- DIRECTIONS FOR THIS TASK -
Write out every entry precisely as given, leaving the pictures out.

--------------------------------------------------

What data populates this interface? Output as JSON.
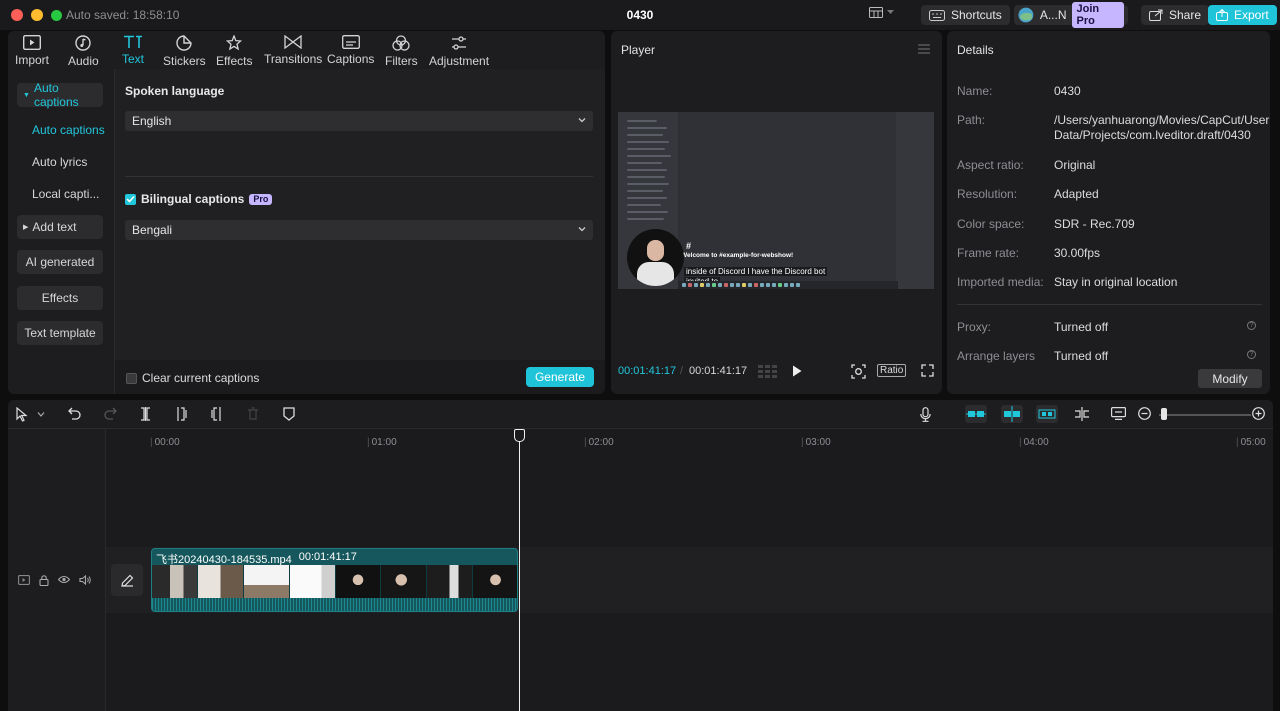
{
  "window": {
    "autosave": "Auto saved: 18:58:10",
    "title": "0430",
    "shortcuts_label": "Shortcuts",
    "account_label": "A...N",
    "join_pro_label": "Join Pro",
    "share_label": "Share",
    "export_label": "Export"
  },
  "toolbar": {
    "tools": [
      {
        "label": "Import",
        "icon": "import-icon"
      },
      {
        "label": "Audio",
        "icon": "audio-icon"
      },
      {
        "label": "Text",
        "icon": "text-icon",
        "active": true
      },
      {
        "label": "Stickers",
        "icon": "stickers-icon"
      },
      {
        "label": "Effects",
        "icon": "effects-icon"
      },
      {
        "label": "Transitions",
        "icon": "transitions-icon"
      },
      {
        "label": "Captions",
        "icon": "captions-icon"
      },
      {
        "label": "Filters",
        "icon": "filters-icon"
      },
      {
        "label": "Adjustment",
        "icon": "adjustment-icon"
      }
    ]
  },
  "sidenav": {
    "auto_captions_group": "Auto captions",
    "auto_captions_item": "Auto captions",
    "auto_lyrics": "Auto lyrics",
    "local_captions": "Local capti...",
    "add_text": "Add text",
    "ai_generated": "AI generated",
    "effects": "Effects",
    "text_template": "Text template"
  },
  "captions": {
    "spoken_language_label": "Spoken language",
    "spoken_language_value": "English",
    "bilingual_label": "Bilingual captions",
    "pro_badge": "Pro",
    "bilingual_checked": true,
    "second_language_value": "Bengali",
    "clear_label": "Clear current captions",
    "clear_checked": false,
    "generate_label": "Generate"
  },
  "player": {
    "title": "Player",
    "video_heading": "Welcome to #example-for-webshow!",
    "video_hash": "#",
    "subtitle_line1": "inside of Discord I have the Discord bot",
    "subtitle_line2": "invited to",
    "current_time": "00:01:41:17",
    "total_time": "00:01:41:17",
    "ratio_label": "Ratio"
  },
  "details": {
    "title": "Details",
    "rows": [
      {
        "key": "Name:",
        "value": "0430"
      },
      {
        "key": "Path:",
        "value": "/Users/yanhuarong/Movies/CapCut/User Data/Projects/com.lveditor.draft/0430"
      },
      {
        "key": "Aspect ratio:",
        "value": "Original"
      },
      {
        "key": "Resolution:",
        "value": "Adapted"
      },
      {
        "key": "Color space:",
        "value": "SDR - Rec.709"
      },
      {
        "key": "Frame rate:",
        "value": "30.00fps"
      },
      {
        "key": "Imported media:",
        "value": "Stay in original location"
      },
      {
        "key": "Proxy:",
        "value": "Turned off"
      },
      {
        "key": "Arrange layers",
        "value": "Turned off"
      }
    ],
    "modify_label": "Modify"
  },
  "timeline": {
    "ticks": [
      "00:00",
      "01:00",
      "02:00",
      "03:00",
      "04:00",
      "05:00"
    ],
    "clip_name": "飞书20240430-184535.mp4",
    "clip_duration": "00:01:41:17"
  },
  "colors": {
    "accent": "#1fc4d9",
    "pro": "#c6b6ff",
    "clip": "#15575c"
  }
}
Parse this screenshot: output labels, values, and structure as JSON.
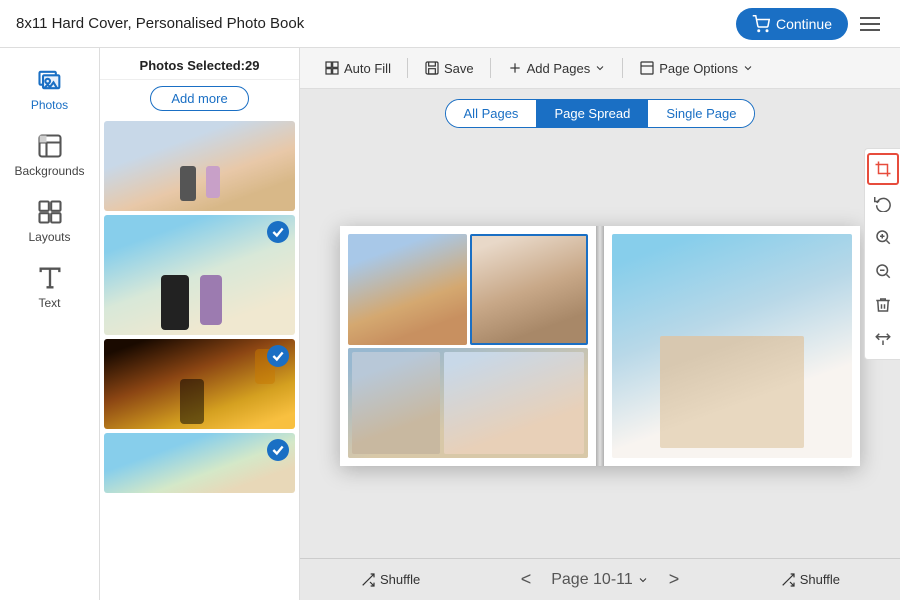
{
  "header": {
    "title": "8x11 Hard Cover, Personalised Photo Book",
    "continue_label": "Continue",
    "hamburger_label": "Menu"
  },
  "sidebar": {
    "items": [
      {
        "id": "photos",
        "label": "Photos",
        "active": true
      },
      {
        "id": "backgrounds",
        "label": "Backgrounds",
        "active": false
      },
      {
        "id": "layouts",
        "label": "Layouts",
        "active": false
      },
      {
        "id": "text",
        "label": "Text",
        "active": false
      }
    ]
  },
  "photo_panel": {
    "header": "Photos Selected:29",
    "add_more_label": "Add more"
  },
  "toolbar": {
    "autofill_label": "Auto Fill",
    "save_label": "Save",
    "add_pages_label": "Add Pages",
    "page_options_label": "Page Options"
  },
  "tabs": [
    {
      "id": "all-pages",
      "label": "All Pages",
      "active": false
    },
    {
      "id": "page-spread",
      "label": "Page Spread",
      "active": true
    },
    {
      "id": "single-page",
      "label": "Single Page",
      "active": false
    }
  ],
  "bottom": {
    "shuffle_left_label": "Shuffle",
    "shuffle_right_label": "Shuffle",
    "page_label": "Page 10-11",
    "prev_label": "<",
    "next_label": ">"
  },
  "right_tools": [
    {
      "id": "crop",
      "label": "Crop",
      "active": true
    },
    {
      "id": "rotate",
      "label": "Rotate",
      "active": false
    },
    {
      "id": "zoom-in",
      "label": "Zoom In",
      "active": false
    },
    {
      "id": "zoom-out",
      "label": "Zoom Out",
      "active": false
    },
    {
      "id": "delete",
      "label": "Delete",
      "active": false
    },
    {
      "id": "flip",
      "label": "Flip",
      "active": false
    }
  ],
  "colors": {
    "primary": "#1a6fc4",
    "active_border": "#e74c3c"
  }
}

--------------------------------------------------

- ANSWER BELOW -
What data populates this interface? Output as JSON.
{
  "window": {
    "autosave": "Auto saved: 18:58:10",
    "title": "0430",
    "shortcuts_label": "Shortcuts",
    "account_label": "A...N",
    "join_pro_label": "Join Pro",
    "share_label": "Share",
    "export_label": "Export"
  },
  "toolbar": {
    "tools": [
      {
        "label": "Import",
        "icon": "import-icon"
      },
      {
        "label": "Audio",
        "icon": "audio-icon"
      },
      {
        "label": "Text",
        "icon": "text-icon",
        "active": true
      },
      {
        "label": "Stickers",
        "icon": "stickers-icon"
      },
      {
        "label": "Effects",
        "icon": "effects-icon"
      },
      {
        "label": "Transitions",
        "icon": "transitions-icon"
      },
      {
        "label": "Captions",
        "icon": "captions-icon"
      },
      {
        "label": "Filters",
        "icon": "filters-icon"
      },
      {
        "label": "Adjustment",
        "icon": "adjustment-icon"
      }
    ]
  },
  "sidenav": {
    "auto_captions_group": "Auto captions",
    "auto_captions_item": "Auto captions",
    "auto_lyrics": "Auto lyrics",
    "local_captions": "Local capti...",
    "add_text": "Add text",
    "ai_generated": "AI generated",
    "effects": "Effects",
    "text_template": "Text template"
  },
  "captions": {
    "spoken_language_label": "Spoken language",
    "spoken_language_value": "English",
    "bilingual_label": "Bilingual captions",
    "pro_badge": "Pro",
    "bilingual_checked": true,
    "second_language_value": "Bengali",
    "clear_label": "Clear current captions",
    "clear_checked": false,
    "generate_label": "Generate"
  },
  "player": {
    "title": "Player",
    "video_heading": "Welcome to #example-for-webshow!",
    "video_hash": "#",
    "subtitle_line1": "inside of Discord I have the Discord bot",
    "subtitle_line2": "invited to",
    "current_time": "00:01:41:17",
    "total_time": "00:01:41:17",
    "ratio_label": "Ratio"
  },
  "details": {
    "title": "Details",
    "rows": [
      {
        "key": "Name:",
        "value": "0430"
      },
      {
        "key": "Path:",
        "value": "/Users/yanhuarong/Movies/CapCut/User Data/Projects/com.lveditor.draft/0430"
      },
      {
        "key": "Aspect ratio:",
        "value": "Original"
      },
      {
        "key": "Resolution:",
        "value": "Adapted"
      },
      {
        "key": "Color space:",
        "value": "SDR - Rec.709"
      },
      {
        "key": "Frame rate:",
        "value": "30.00fps"
      },
      {
        "key": "Imported media:",
        "value": "Stay in original location"
      },
      {
        "key": "Proxy:",
        "value": "Turned off"
      },
      {
        "key": "Arrange layers",
        "value": "Turned off"
      }
    ],
    "modify_label": "Modify"
  },
  "timeline": {
    "ticks": [
      "00:00",
      "01:00",
      "02:00",
      "03:00",
      "04:00",
      "05:00"
    ],
    "clip_name": "飞书20240430-184535.mp4",
    "clip_duration": "00:01:41:17"
  },
  "colors": {
    "accent": "#1fc4d9",
    "pro": "#c6b6ff",
    "clip": "#15575c"
  }
}
Parse this screenshot: output labels, values, and structure as JSON.
{
  "header": {
    "title": "8x11 Hard Cover, Personalised Photo Book",
    "continue_label": "Continue",
    "hamburger_label": "Menu"
  },
  "sidebar": {
    "items": [
      {
        "id": "photos",
        "label": "Photos",
        "active": true
      },
      {
        "id": "backgrounds",
        "label": "Backgrounds",
        "active": false
      },
      {
        "id": "layouts",
        "label": "Layouts",
        "active": false
      },
      {
        "id": "text",
        "label": "Text",
        "active": false
      }
    ]
  },
  "photo_panel": {
    "header": "Photos Selected:29",
    "add_more_label": "Add more"
  },
  "toolbar": {
    "autofill_label": "Auto Fill",
    "save_label": "Save",
    "add_pages_label": "Add Pages",
    "page_options_label": "Page Options"
  },
  "tabs": [
    {
      "id": "all-pages",
      "label": "All Pages",
      "active": false
    },
    {
      "id": "page-spread",
      "label": "Page Spread",
      "active": true
    },
    {
      "id": "single-page",
      "label": "Single Page",
      "active": false
    }
  ],
  "bottom": {
    "shuffle_left_label": "Shuffle",
    "shuffle_right_label": "Shuffle",
    "page_label": "Page 10-11",
    "prev_label": "<",
    "next_label": ">"
  },
  "right_tools": [
    {
      "id": "crop",
      "label": "Crop",
      "active": true
    },
    {
      "id": "rotate",
      "label": "Rotate",
      "active": false
    },
    {
      "id": "zoom-in",
      "label": "Zoom In",
      "active": false
    },
    {
      "id": "zoom-out",
      "label": "Zoom Out",
      "active": false
    },
    {
      "id": "delete",
      "label": "Delete",
      "active": false
    },
    {
      "id": "flip",
      "label": "Flip",
      "active": false
    }
  ],
  "colors": {
    "primary": "#1a6fc4",
    "active_border": "#e74c3c"
  }
}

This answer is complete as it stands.